◆ **Written task**: Exactly as written, quote every line that follows, skipping the images.
** START OF Supplied material **
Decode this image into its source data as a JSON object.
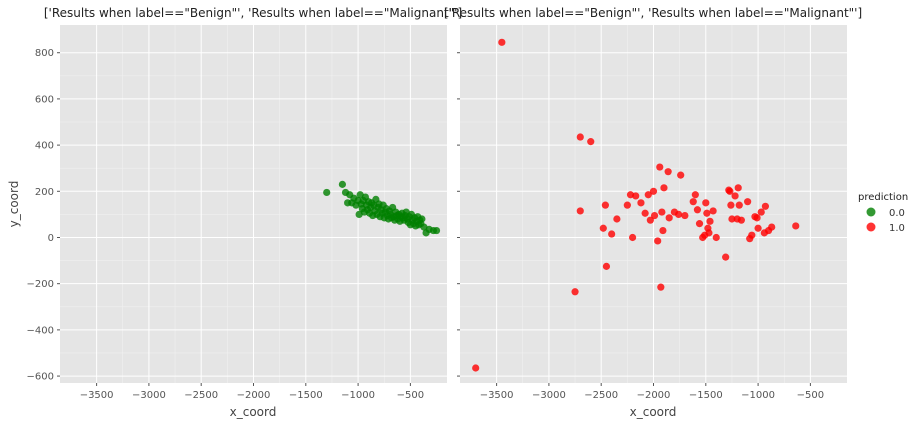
{
  "chart_data": {
    "type": "scatter",
    "facet_titles": [
      "['Results when label==\"Benign\"', 'Results when label==\"Malignant\"']",
      "['Results when label==\"Benign\"', 'Results when label==\"Malignant\"']"
    ],
    "xlabel": "x_coord",
    "ylabel": "y_coord",
    "xlim": [
      -3850,
      -150
    ],
    "ylim": [
      -630,
      920
    ],
    "x_ticks": [
      -3500,
      -3000,
      -2500,
      -2000,
      -1500,
      -1000,
      -500
    ],
    "x_tick_labels": [
      "−3500",
      "−3000",
      "−2500",
      "−2000",
      "−1500",
      "−1000",
      "−500"
    ],
    "y_ticks": [
      -600,
      -400,
      -200,
      0,
      200,
      400,
      600,
      800
    ],
    "y_tick_labels": [
      "−600",
      "−400",
      "−200",
      "0",
      "200",
      "400",
      "600",
      "800"
    ],
    "grid": true,
    "legend": {
      "title": "prediction",
      "position": "right",
      "entries": [
        {
          "label": "0.0",
          "color": "#008000"
        },
        {
          "label": "1.0",
          "color": "#ff0000"
        }
      ]
    },
    "series": [
      {
        "name": "0.0",
        "panel": 0,
        "color": "#008000",
        "points": [
          [
            -1300,
            195
          ],
          [
            -1150,
            230
          ],
          [
            -1120,
            195
          ],
          [
            -1100,
            150
          ],
          [
            -1080,
            185
          ],
          [
            -1060,
            150
          ],
          [
            -1040,
            170
          ],
          [
            -1020,
            140
          ],
          [
            -1000,
            160
          ],
          [
            -990,
            100
          ],
          [
            -980,
            185
          ],
          [
            -970,
            145
          ],
          [
            -960,
            125
          ],
          [
            -950,
            160
          ],
          [
            -940,
            110
          ],
          [
            -930,
            175
          ],
          [
            -920,
            140
          ],
          [
            -910,
            120
          ],
          [
            -900,
            155
          ],
          [
            -890,
            105
          ],
          [
            -880,
            130
          ],
          [
            -870,
            150
          ],
          [
            -860,
            95
          ],
          [
            -850,
            140
          ],
          [
            -840,
            115
          ],
          [
            -830,
            165
          ],
          [
            -820,
            100
          ],
          [
            -810,
            130
          ],
          [
            -800,
            145
          ],
          [
            -790,
            90
          ],
          [
            -780,
            120
          ],
          [
            -770,
            105
          ],
          [
            -760,
            140
          ],
          [
            -750,
            85
          ],
          [
            -740,
            110
          ],
          [
            -730,
            125
          ],
          [
            -720,
            95
          ],
          [
            -710,
            80
          ],
          [
            -700,
            115
          ],
          [
            -690,
            100
          ],
          [
            -680,
            85
          ],
          [
            -670,
            130
          ],
          [
            -660,
            90
          ],
          [
            -650,
            75
          ],
          [
            -640,
            110
          ],
          [
            -630,
            95
          ],
          [
            -620,
            80
          ],
          [
            -610,
            100
          ],
          [
            -600,
            70
          ],
          [
            -590,
            90
          ],
          [
            -580,
            105
          ],
          [
            -570,
            85
          ],
          [
            -560,
            75
          ],
          [
            -550,
            95
          ],
          [
            -540,
            110
          ],
          [
            -530,
            80
          ],
          [
            -520,
            65
          ],
          [
            -510,
            90
          ],
          [
            -500,
            55
          ],
          [
            -490,
            100
          ],
          [
            -480,
            75
          ],
          [
            -470,
            60
          ],
          [
            -460,
            85
          ],
          [
            -450,
            50
          ],
          [
            -440,
            70
          ],
          [
            -430,
            90
          ],
          [
            -420,
            55
          ],
          [
            -410,
            75
          ],
          [
            -400,
            60
          ],
          [
            -390,
            80
          ],
          [
            -370,
            45
          ],
          [
            -350,
            20
          ],
          [
            -320,
            35
          ],
          [
            -280,
            30
          ],
          [
            -250,
            30
          ]
        ]
      },
      {
        "name": "1.0",
        "panel": 1,
        "color": "#ff0000",
        "points": [
          [
            -3450,
            845
          ],
          [
            -3700,
            -565
          ],
          [
            -2750,
            -235
          ],
          [
            -2700,
            435
          ],
          [
            -2700,
            115
          ],
          [
            -2600,
            415
          ],
          [
            -2480,
            40
          ],
          [
            -2460,
            140
          ],
          [
            -2450,
            -125
          ],
          [
            -2400,
            15
          ],
          [
            -2350,
            80
          ],
          [
            -2250,
            140
          ],
          [
            -2220,
            185
          ],
          [
            -2200,
            0
          ],
          [
            -2170,
            180
          ],
          [
            -2120,
            150
          ],
          [
            -2080,
            105
          ],
          [
            -2050,
            185
          ],
          [
            -2030,
            75
          ],
          [
            -2000,
            200
          ],
          [
            -1990,
            95
          ],
          [
            -1960,
            -15
          ],
          [
            -1940,
            305
          ],
          [
            -1930,
            -215
          ],
          [
            -1920,
            110
          ],
          [
            -1910,
            30
          ],
          [
            -1900,
            215
          ],
          [
            -1860,
            285
          ],
          [
            -1850,
            85
          ],
          [
            -1800,
            110
          ],
          [
            -1760,
            100
          ],
          [
            -1740,
            270
          ],
          [
            -1700,
            95
          ],
          [
            -1620,
            155
          ],
          [
            -1600,
            185
          ],
          [
            -1580,
            120
          ],
          [
            -1560,
            60
          ],
          [
            -1530,
            0
          ],
          [
            -1510,
            10
          ],
          [
            -1500,
            150
          ],
          [
            -1490,
            105
          ],
          [
            -1480,
            40
          ],
          [
            -1470,
            20
          ],
          [
            -1460,
            70
          ],
          [
            -1430,
            115
          ],
          [
            -1400,
            0
          ],
          [
            -1310,
            -85
          ],
          [
            -1280,
            205
          ],
          [
            -1270,
            200
          ],
          [
            -1260,
            140
          ],
          [
            -1250,
            80
          ],
          [
            -1220,
            180
          ],
          [
            -1200,
            80
          ],
          [
            -1190,
            215
          ],
          [
            -1180,
            140
          ],
          [
            -1160,
            75
          ],
          [
            -1100,
            155
          ],
          [
            -1080,
            -5
          ],
          [
            -1060,
            10
          ],
          [
            -1030,
            90
          ],
          [
            -1010,
            85
          ],
          [
            -1000,
            40
          ],
          [
            -970,
            110
          ],
          [
            -940,
            20
          ],
          [
            -930,
            135
          ],
          [
            -900,
            30
          ],
          [
            -870,
            45
          ],
          [
            -640,
            50
          ]
        ]
      }
    ]
  }
}
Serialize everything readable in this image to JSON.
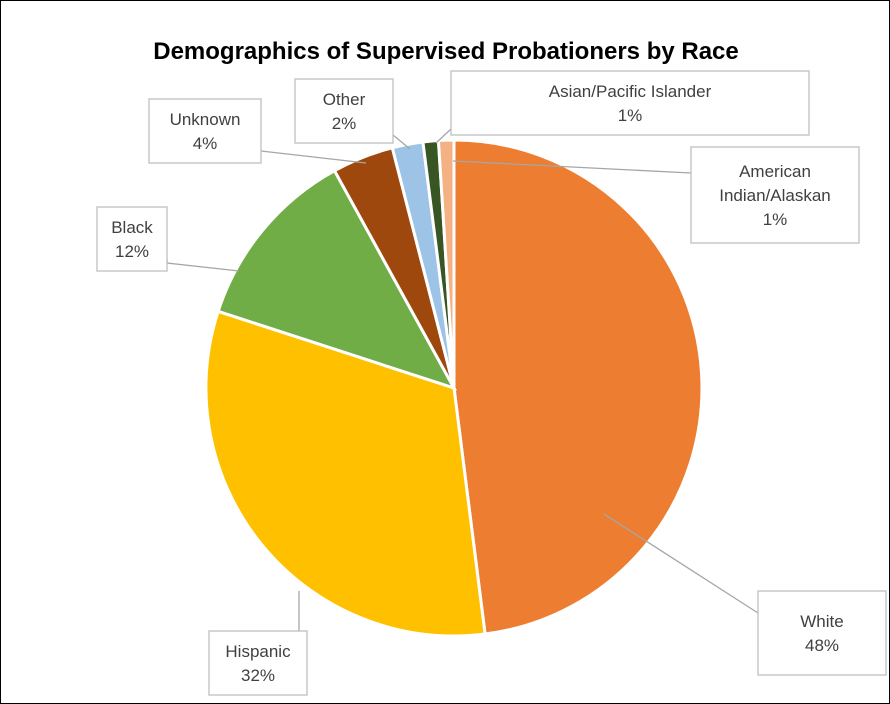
{
  "chart_data": {
    "type": "pie",
    "title": "Demographics of Supervised Probationers by Race",
    "slices": [
      {
        "label": "White",
        "value": 48,
        "value_label": "48%",
        "color": "#ED7D31"
      },
      {
        "label": "Hispanic",
        "value": 32,
        "value_label": "32%",
        "color": "#FFC000"
      },
      {
        "label": "Black",
        "value": 12,
        "value_label": "12%",
        "color": "#70AD47"
      },
      {
        "label": "Unknown",
        "value": 4,
        "value_label": "4%",
        "color": "#9E480E"
      },
      {
        "label": "Other",
        "value": 2,
        "value_label": "2%",
        "color": "#9DC3E6"
      },
      {
        "label": "Asian/Pacific Islander",
        "value": 1,
        "value_label": "1%",
        "color": "#375623"
      },
      {
        "label": "American Indian/Alaskan",
        "value": 1,
        "value_label": "1%",
        "color": "#F4B183"
      }
    ],
    "data_labels": "outside with leader lines",
    "legend": "none"
  }
}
** END OF Supplied material **
◆ **Response to this task**:
Decode this image into its source data as a JSON object.
{
  "chart_data": {
    "type": "scatter",
    "facet_titles": [
      "['Results when label==\"Benign\"', 'Results when label==\"Malignant\"']",
      "['Results when label==\"Benign\"', 'Results when label==\"Malignant\"']"
    ],
    "xlabel": "x_coord",
    "ylabel": "y_coord",
    "xlim": [
      -3850,
      -150
    ],
    "ylim": [
      -630,
      920
    ],
    "x_ticks": [
      -3500,
      -3000,
      -2500,
      -2000,
      -1500,
      -1000,
      -500
    ],
    "x_tick_labels": [
      "−3500",
      "−3000",
      "−2500",
      "−2000",
      "−1500",
      "−1000",
      "−500"
    ],
    "y_ticks": [
      -600,
      -400,
      -200,
      0,
      200,
      400,
      600,
      800
    ],
    "y_tick_labels": [
      "−600",
      "−400",
      "−200",
      "0",
      "200",
      "400",
      "600",
      "800"
    ],
    "grid": true,
    "legend": {
      "title": "prediction",
      "position": "right",
      "entries": [
        {
          "label": "0.0",
          "color": "#008000"
        },
        {
          "label": "1.0",
          "color": "#ff0000"
        }
      ]
    },
    "series": [
      {
        "name": "0.0",
        "panel": 0,
        "color": "#008000",
        "points": [
          [
            -1300,
            195
          ],
          [
            -1150,
            230
          ],
          [
            -1120,
            195
          ],
          [
            -1100,
            150
          ],
          [
            -1080,
            185
          ],
          [
            -1060,
            150
          ],
          [
            -1040,
            170
          ],
          [
            -1020,
            140
          ],
          [
            -1000,
            160
          ],
          [
            -990,
            100
          ],
          [
            -980,
            185
          ],
          [
            -970,
            145
          ],
          [
            -960,
            125
          ],
          [
            -950,
            160
          ],
          [
            -940,
            110
          ],
          [
            -930,
            175
          ],
          [
            -920,
            140
          ],
          [
            -910,
            120
          ],
          [
            -900,
            155
          ],
          [
            -890,
            105
          ],
          [
            -880,
            130
          ],
          [
            -870,
            150
          ],
          [
            -860,
            95
          ],
          [
            -850,
            140
          ],
          [
            -840,
            115
          ],
          [
            -830,
            165
          ],
          [
            -820,
            100
          ],
          [
            -810,
            130
          ],
          [
            -800,
            145
          ],
          [
            -790,
            90
          ],
          [
            -780,
            120
          ],
          [
            -770,
            105
          ],
          [
            -760,
            140
          ],
          [
            -750,
            85
          ],
          [
            -740,
            110
          ],
          [
            -730,
            125
          ],
          [
            -720,
            95
          ],
          [
            -710,
            80
          ],
          [
            -700,
            115
          ],
          [
            -690,
            100
          ],
          [
            -680,
            85
          ],
          [
            -670,
            130
          ],
          [
            -660,
            90
          ],
          [
            -650,
            75
          ],
          [
            -640,
            110
          ],
          [
            -630,
            95
          ],
          [
            -620,
            80
          ],
          [
            -610,
            100
          ],
          [
            -600,
            70
          ],
          [
            -590,
            90
          ],
          [
            -580,
            105
          ],
          [
            -570,
            85
          ],
          [
            -560,
            75
          ],
          [
            -550,
            95
          ],
          [
            -540,
            110
          ],
          [
            -530,
            80
          ],
          [
            -520,
            65
          ],
          [
            -510,
            90
          ],
          [
            -500,
            55
          ],
          [
            -490,
            100
          ],
          [
            -480,
            75
          ],
          [
            -470,
            60
          ],
          [
            -460,
            85
          ],
          [
            -450,
            50
          ],
          [
            -440,
            70
          ],
          [
            -430,
            90
          ],
          [
            -420,
            55
          ],
          [
            -410,
            75
          ],
          [
            -400,
            60
          ],
          [
            -390,
            80
          ],
          [
            -370,
            45
          ],
          [
            -350,
            20
          ],
          [
            -320,
            35
          ],
          [
            -280,
            30
          ],
          [
            -250,
            30
          ]
        ]
      },
      {
        "name": "1.0",
        "panel": 1,
        "color": "#ff0000",
        "points": [
          [
            -3450,
            845
          ],
          [
            -3700,
            -565
          ],
          [
            -2750,
            -235
          ],
          [
            -2700,
            435
          ],
          [
            -2700,
            115
          ],
          [
            -2600,
            415
          ],
          [
            -2480,
            40
          ],
          [
            -2460,
            140
          ],
          [
            -2450,
            -125
          ],
          [
            -2400,
            15
          ],
          [
            -2350,
            80
          ],
          [
            -2250,
            140
          ],
          [
            -2220,
            185
          ],
          [
            -2200,
            0
          ],
          [
            -2170,
            180
          ],
          [
            -2120,
            150
          ],
          [
            -2080,
            105
          ],
          [
            -2050,
            185
          ],
          [
            -2030,
            75
          ],
          [
            -2000,
            200
          ],
          [
            -1990,
            95
          ],
          [
            -1960,
            -15
          ],
          [
            -1940,
            305
          ],
          [
            -1930,
            -215
          ],
          [
            -1920,
            110
          ],
          [
            -1910,
            30
          ],
          [
            -1900,
            215
          ],
          [
            -1860,
            285
          ],
          [
            -1850,
            85
          ],
          [
            -1800,
            110
          ],
          [
            -1760,
            100
          ],
          [
            -1740,
            270
          ],
          [
            -1700,
            95
          ],
          [
            -1620,
            155
          ],
          [
            -1600,
            185
          ],
          [
            -1580,
            120
          ],
          [
            -1560,
            60
          ],
          [
            -1530,
            0
          ],
          [
            -1510,
            10
          ],
          [
            -1500,
            150
          ],
          [
            -1490,
            105
          ],
          [
            -1480,
            40
          ],
          [
            -1470,
            20
          ],
          [
            -1460,
            70
          ],
          [
            -1430,
            115
          ],
          [
            -1400,
            0
          ],
          [
            -1310,
            -85
          ],
          [
            -1280,
            205
          ],
          [
            -1270,
            200
          ],
          [
            -1260,
            140
          ],
          [
            -1250,
            80
          ],
          [
            -1220,
            180
          ],
          [
            -1200,
            80
          ],
          [
            -1190,
            215
          ],
          [
            -1180,
            140
          ],
          [
            -1160,
            75
          ],
          [
            -1100,
            155
          ],
          [
            -1080,
            -5
          ],
          [
            -1060,
            10
          ],
          [
            -1030,
            90
          ],
          [
            -1010,
            85
          ],
          [
            -1000,
            40
          ],
          [
            -970,
            110
          ],
          [
            -940,
            20
          ],
          [
            -930,
            135
          ],
          [
            -900,
            30
          ],
          [
            -870,
            45
          ],
          [
            -640,
            50
          ]
        ]
      }
    ]
  }
}
Serialize everything readable in this image to JSON.
{
  "chart_data": {
    "type": "pie",
    "title": "Demographics of Supervised Probationers by Race",
    "slices": [
      {
        "label": "White",
        "value": 48,
        "value_label": "48%",
        "color": "#ED7D31"
      },
      {
        "label": "Hispanic",
        "value": 32,
        "value_label": "32%",
        "color": "#FFC000"
      },
      {
        "label": "Black",
        "value": 12,
        "value_label": "12%",
        "color": "#70AD47"
      },
      {
        "label": "Unknown",
        "value": 4,
        "value_label": "4%",
        "color": "#9E480E"
      },
      {
        "label": "Other",
        "value": 2,
        "value_label": "2%",
        "color": "#9DC3E6"
      },
      {
        "label": "Asian/Pacific Islander",
        "value": 1,
        "value_label": "1%",
        "color": "#375623"
      },
      {
        "label": "American Indian/Alaskan",
        "value": 1,
        "value_label": "1%",
        "color": "#F4B183"
      }
    ],
    "data_labels": "outside with leader lines",
    "legend": "none"
  }
}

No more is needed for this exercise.